- [DIRECTIONS FOR THIS TASK] Select the lines of the records containing the word "قليل" and list them.

- [SUPPLIED RECORDS]
#####

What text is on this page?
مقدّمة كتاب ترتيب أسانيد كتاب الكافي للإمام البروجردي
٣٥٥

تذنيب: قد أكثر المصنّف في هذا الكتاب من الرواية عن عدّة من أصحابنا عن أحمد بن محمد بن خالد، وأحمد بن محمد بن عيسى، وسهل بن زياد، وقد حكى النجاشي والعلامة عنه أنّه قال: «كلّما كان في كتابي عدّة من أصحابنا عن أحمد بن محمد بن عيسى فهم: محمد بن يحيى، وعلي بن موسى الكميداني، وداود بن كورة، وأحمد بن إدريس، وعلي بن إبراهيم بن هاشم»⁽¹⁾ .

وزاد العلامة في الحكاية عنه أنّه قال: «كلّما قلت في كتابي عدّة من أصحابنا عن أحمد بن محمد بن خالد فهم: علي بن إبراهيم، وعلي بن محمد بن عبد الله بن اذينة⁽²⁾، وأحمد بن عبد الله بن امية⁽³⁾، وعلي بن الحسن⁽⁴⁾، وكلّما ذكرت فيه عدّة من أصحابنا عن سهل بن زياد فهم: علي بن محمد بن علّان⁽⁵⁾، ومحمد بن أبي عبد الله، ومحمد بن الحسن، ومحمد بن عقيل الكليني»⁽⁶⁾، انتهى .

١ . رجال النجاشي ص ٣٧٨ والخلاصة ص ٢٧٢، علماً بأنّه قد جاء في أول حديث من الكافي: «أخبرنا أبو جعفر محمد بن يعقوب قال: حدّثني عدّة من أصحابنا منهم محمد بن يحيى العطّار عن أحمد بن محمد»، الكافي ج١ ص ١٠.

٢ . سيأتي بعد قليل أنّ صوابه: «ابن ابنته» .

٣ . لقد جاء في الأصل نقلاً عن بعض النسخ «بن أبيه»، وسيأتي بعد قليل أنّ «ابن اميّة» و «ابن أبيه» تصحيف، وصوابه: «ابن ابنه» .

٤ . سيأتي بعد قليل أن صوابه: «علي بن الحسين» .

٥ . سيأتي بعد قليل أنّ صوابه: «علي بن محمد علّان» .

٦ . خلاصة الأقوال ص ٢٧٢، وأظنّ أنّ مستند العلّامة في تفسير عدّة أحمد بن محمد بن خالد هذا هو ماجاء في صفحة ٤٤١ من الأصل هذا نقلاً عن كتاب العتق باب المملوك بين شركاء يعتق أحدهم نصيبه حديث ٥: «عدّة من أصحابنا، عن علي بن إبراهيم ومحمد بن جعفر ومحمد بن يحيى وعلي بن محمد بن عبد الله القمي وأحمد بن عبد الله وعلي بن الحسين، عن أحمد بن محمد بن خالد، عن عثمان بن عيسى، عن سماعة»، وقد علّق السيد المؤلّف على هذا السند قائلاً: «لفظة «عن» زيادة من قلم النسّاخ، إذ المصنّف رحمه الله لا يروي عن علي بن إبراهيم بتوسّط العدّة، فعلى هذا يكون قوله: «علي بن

#####

- [TASK ANSWER]
٢ . سيأتي بعد قليل أنّ صوابه: «ابن ابنته» .
٣ . لقد جاء في الأصل نقلاً عن بعض النسخ «بن أبيه»، وسيأتي بعد قليل أنّ «ابن اميّة» و «ابن أبيه» تصحيف، وصوابه: «ابن ابنه» .
٤ . سيأتي بعد قليل أن صوابه: «علي بن الحسين» .
٥ . سيأتي بعد قليل أنّ صوابه: «علي بن محمد علّان» .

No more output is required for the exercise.